╔══
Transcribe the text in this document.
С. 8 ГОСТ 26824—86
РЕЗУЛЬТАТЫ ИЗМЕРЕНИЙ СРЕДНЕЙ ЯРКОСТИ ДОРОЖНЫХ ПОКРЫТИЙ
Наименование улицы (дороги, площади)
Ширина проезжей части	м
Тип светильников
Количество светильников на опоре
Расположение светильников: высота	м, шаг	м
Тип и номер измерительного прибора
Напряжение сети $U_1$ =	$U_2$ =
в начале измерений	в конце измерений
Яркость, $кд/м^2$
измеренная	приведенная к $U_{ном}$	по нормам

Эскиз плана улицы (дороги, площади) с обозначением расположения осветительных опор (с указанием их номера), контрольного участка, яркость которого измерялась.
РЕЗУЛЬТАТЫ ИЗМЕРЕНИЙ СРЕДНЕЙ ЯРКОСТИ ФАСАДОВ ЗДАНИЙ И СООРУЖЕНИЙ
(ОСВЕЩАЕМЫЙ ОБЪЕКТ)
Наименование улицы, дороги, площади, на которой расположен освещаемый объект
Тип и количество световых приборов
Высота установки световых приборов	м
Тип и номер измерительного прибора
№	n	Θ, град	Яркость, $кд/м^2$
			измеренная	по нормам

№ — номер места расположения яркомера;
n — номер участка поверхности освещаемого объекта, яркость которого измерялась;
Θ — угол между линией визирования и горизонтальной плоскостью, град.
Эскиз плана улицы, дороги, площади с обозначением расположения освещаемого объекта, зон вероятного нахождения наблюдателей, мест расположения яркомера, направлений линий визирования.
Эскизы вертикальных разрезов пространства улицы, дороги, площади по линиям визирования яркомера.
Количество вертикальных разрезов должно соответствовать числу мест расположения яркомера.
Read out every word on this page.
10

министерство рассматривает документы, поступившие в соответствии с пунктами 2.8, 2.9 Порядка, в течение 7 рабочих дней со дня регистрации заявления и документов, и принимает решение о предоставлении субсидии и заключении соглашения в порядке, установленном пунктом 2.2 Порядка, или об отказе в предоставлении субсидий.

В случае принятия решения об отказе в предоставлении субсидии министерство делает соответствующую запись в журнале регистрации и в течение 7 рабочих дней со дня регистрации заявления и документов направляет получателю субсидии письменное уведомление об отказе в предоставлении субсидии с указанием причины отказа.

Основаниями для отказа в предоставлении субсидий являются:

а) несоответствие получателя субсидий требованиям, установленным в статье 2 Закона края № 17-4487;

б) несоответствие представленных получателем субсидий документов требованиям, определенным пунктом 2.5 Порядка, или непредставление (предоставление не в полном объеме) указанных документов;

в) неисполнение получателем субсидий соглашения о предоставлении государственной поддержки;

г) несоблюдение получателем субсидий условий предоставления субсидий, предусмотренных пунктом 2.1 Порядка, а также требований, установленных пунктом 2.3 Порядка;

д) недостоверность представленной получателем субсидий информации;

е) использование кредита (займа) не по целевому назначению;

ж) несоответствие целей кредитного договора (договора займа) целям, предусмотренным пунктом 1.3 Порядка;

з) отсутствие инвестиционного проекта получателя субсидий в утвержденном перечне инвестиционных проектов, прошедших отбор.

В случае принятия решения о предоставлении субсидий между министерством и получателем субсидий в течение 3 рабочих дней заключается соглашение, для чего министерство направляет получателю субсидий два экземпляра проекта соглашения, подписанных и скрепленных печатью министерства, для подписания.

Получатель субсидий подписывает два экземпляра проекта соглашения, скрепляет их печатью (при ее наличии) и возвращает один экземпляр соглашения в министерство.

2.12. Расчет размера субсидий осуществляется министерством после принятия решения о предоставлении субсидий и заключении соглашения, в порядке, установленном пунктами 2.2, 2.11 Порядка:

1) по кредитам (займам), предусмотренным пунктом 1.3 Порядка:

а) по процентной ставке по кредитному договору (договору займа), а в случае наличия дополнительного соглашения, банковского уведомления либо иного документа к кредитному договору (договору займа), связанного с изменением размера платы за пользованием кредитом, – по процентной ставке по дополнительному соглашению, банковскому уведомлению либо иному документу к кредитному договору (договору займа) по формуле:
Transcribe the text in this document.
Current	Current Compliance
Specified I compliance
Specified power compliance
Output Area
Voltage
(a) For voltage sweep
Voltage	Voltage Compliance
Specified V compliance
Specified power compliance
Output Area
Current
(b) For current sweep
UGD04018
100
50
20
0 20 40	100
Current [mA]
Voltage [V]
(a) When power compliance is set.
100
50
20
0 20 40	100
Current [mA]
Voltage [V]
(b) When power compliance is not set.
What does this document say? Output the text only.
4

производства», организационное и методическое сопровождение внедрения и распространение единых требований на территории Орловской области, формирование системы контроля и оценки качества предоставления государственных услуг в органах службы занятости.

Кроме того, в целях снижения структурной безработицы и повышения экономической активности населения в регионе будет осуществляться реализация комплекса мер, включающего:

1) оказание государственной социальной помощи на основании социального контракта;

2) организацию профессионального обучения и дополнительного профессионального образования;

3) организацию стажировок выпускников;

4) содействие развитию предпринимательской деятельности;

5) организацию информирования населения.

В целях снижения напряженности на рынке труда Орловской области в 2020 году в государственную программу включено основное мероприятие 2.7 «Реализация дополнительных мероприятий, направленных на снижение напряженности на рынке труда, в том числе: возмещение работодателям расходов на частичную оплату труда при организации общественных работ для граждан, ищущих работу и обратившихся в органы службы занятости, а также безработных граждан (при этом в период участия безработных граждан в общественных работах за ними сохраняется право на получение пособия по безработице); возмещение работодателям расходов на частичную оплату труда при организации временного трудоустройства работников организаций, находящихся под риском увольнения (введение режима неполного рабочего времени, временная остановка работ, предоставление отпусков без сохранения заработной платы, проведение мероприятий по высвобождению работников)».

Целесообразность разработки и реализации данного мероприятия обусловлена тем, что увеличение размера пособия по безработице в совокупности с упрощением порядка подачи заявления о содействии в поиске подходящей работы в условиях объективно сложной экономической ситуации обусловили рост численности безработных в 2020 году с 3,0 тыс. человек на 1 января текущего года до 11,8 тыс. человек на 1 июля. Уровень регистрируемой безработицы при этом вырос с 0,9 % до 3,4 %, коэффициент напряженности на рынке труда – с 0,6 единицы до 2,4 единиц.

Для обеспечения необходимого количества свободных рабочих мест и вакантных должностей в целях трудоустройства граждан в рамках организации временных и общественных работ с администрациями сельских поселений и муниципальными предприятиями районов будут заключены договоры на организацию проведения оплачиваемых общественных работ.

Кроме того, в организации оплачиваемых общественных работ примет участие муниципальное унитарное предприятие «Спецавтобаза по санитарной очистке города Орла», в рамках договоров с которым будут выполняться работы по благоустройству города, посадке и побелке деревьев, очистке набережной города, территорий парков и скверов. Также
╚══
→ **Brief**:
The records above should be returned exactly.

→ **Completed task**:
Transcribe the text in this document.
С. 8 ГОСТ 26824—86
РЕЗУЛЬТАТЫ ИЗМЕРЕНИЙ СРЕДНЕЙ ЯРКОСТИ ДОРОЖНЫХ ПОКРЫТИЙ
Наименование улицы (дороги, площади)
Ширина проезжей части	м
Тип светильников
Количество светильников на опоре
Расположение светильников: высота	м, шаг	м
Тип и номер измерительного прибора
Напряжение сети $U_1$ =	$U_2$ =
в начале измерений	в конце измерений
Яркость, $кд/м^2$
измеренная	приведенная к $U_{ном}$	по нормам

Эскиз плана улицы (дороги, площади) с обозначением расположения осветительных опор (с указанием их номера), контрольного участка, яркость которого измерялась.
РЕЗУЛЬТАТЫ ИЗМЕРЕНИЙ СРЕДНЕЙ ЯРКОСТИ ФАСАДОВ ЗДАНИЙ И СООРУЖЕНИЙ
(ОСВЕЩАЕМЫЙ ОБЪЕКТ)
Наименование улицы, дороги, площади, на которой расположен освещаемый объект
Тип и количество световых приборов
Высота установки световых приборов	м
Тип и номер измерительного прибора
№	n	Θ, град	Яркость, $кд/м^2$
			измеренная	по нормам

№ — номер места расположения яркомера;
n — номер участка поверхности освещаемого объекта, яркость которого измерялась;
Θ — угол между линией визирования и горизонтальной плоскостью, град.
Эскиз плана улицы, дороги, площади с обозначением расположения освещаемого объекта, зон вероятного нахождения наблюдателей, мест расположения яркомера, направлений линий визирования.
Эскизы вертикальных разрезов пространства улицы, дороги, площади по линиям визирования яркомера.
Количество вертикальных разрезов должно соответствовать числу мест расположения яркомера.
Read out every word on this page.
10

министерство рассматривает документы, поступившие в соответствии с пунктами 2.8, 2.9 Порядка, в течение 7 рабочих дней со дня регистрации заявления и документов, и принимает решение о предоставлении субсидии и заключении соглашения в порядке, установленном пунктом 2.2 Порядка, или об отказе в предоставлении субсидий.

В случае принятия решения об отказе в предоставлении субсидии министерство делает соответствующую запись в журнале регистрации и в течение 7 рабочих дней со дня регистрации заявления и документов направляет получателю субсидии письменное уведомление об отказе в предоставлении субсидии с указанием причины отказа.

Основаниями для отказа в предоставлении субсидий являются:

а) несоответствие получателя субсидий требованиям, установленным в статье 2 Закона края № 17-4487;

б) несоответствие представленных получателем субсидий документов требованиям, определенным пунктом 2.5 Порядка, или непредставление (предоставление не в полном объеме) указанных документов;

в) неисполнение получателем субсидий соглашения о предоставлении государственной поддержки;

г) несоблюдение получателем субсидий условий предоставления субсидий, предусмотренных пунктом 2.1 Порядка, а также требований, установленных пунктом 2.3 Порядка;

д) недостоверность представленной получателем субсидий информации;

е) использование кредита (займа) не по целевому назначению;

ж) несоответствие целей кредитного договора (договора займа) целям, предусмотренным пунктом 1.3 Порядка;

з) отсутствие инвестиционного проекта получателя субсидий в утвержденном перечне инвестиционных проектов, прошедших отбор.

В случае принятия решения о предоставлении субсидий между министерством и получателем субсидий в течение 3 рабочих дней заключается соглашение, для чего министерство направляет получателю субсидий два экземпляра проекта соглашения, подписанных и скрепленных печатью министерства, для подписания.

Получатель субсидий подписывает два экземпляра проекта соглашения, скрепляет их печатью (при ее наличии) и возвращает один экземпляр соглашения в министерство.

2.12. Расчет размера субсидий осуществляется министерством после принятия решения о предоставлении субсидий и заключении соглашения, в порядке, установленном пунктами 2.2, 2.11 Порядка:

1) по кредитам (займам), предусмотренным пунктом 1.3 Порядка:

а) по процентной ставке по кредитному договору (договору займа), а в случае наличия дополнительного соглашения, банковского уведомления либо иного документа к кредитному договору (договору займа), связанного с изменением размера платы за пользованием кредитом, – по процентной ставке по дополнительному соглашению, банковскому уведомлению либо иному документу к кредитному договору (договору займа) по формуле:
Transcribe the text in this document.
Current	Current Compliance
Specified I compliance
Specified power compliance
Output Area
Voltage
(a) For voltage sweep
Voltage	Voltage Compliance
Specified V compliance
Specified power compliance
Output Area
Current
(b) For current sweep
UGD04018
100
50
20
0 20 40	100
Current [mA]
Voltage [V]
(a) When power compliance is set.
100
50
20
0 20 40	100
Current [mA]
Voltage [V]
(b) When power compliance is not set.
What does this document say? Output the text only.
4

производства», организационное и методическое сопровождение внедрения и распространение единых требований на территории Орловской области, формирование системы контроля и оценки качества предоставления государственных услуг в органах службы занятости.

Кроме того, в целях снижения структурной безработицы и повышения экономической активности населения в регионе будет осуществляться реализация комплекса мер, включающего:

1) оказание государственной социальной помощи на основании социального контракта;

2) организацию профессионального обучения и дополнительного профессионального образования;

3) организацию стажировок выпускников;

4) содействие развитию предпринимательской деятельности;

5) организацию информирования населения.

В целях снижения напряженности на рынке труда Орловской области в 2020 году в государственную программу включено основное мероприятие 2.7 «Реализация дополнительных мероприятий, направленных на снижение напряженности на рынке труда, в том числе: возмещение работодателям расходов на частичную оплату труда при организации общественных работ для граждан, ищущих работу и обратившихся в органы службы занятости, а также безработных граждан (при этом в период участия безработных граждан в общественных работах за ними сохраняется право на получение пособия по безработице); возмещение работодателям расходов на частичную оплату труда при организации временного трудоустройства работников организаций, находящихся под риском увольнения (введение режима неполного рабочего времени, временная остановка работ, предоставление отпусков без сохранения заработной платы, проведение мероприятий по высвобождению работников)».

Целесообразность разработки и реализации данного мероприятия обусловлена тем, что увеличение размера пособия по безработице в совокупности с упрощением порядка подачи заявления о содействии в поиске подходящей работы в условиях объективно сложной экономической ситуации обусловили рост численности безработных в 2020 году с 3,0 тыс. человек на 1 января текущего года до 11,8 тыс. человек на 1 июля. Уровень регистрируемой безработицы при этом вырос с 0,9 % до 3,4 %, коэффициент напряженности на рынке труда – с 0,6 единицы до 2,4 единиц.

Для обеспечения необходимого количества свободных рабочих мест и вакантных должностей в целях трудоустройства граждан в рамках организации временных и общественных работ с администрациями сельских поселений и муниципальными предприятиями районов будут заключены договоры на организацию проведения оплачиваемых общественных работ.

Кроме того, в организации оплачиваемых общественных работ примет участие муниципальное унитарное предприятие «Спецавтобаза по санитарной очистке города Орла», в рамках договоров с которым будут выполняться работы по благоустройству города, посадке и побелке деревьев, очистке набережной города, территорий парков и скверов. Также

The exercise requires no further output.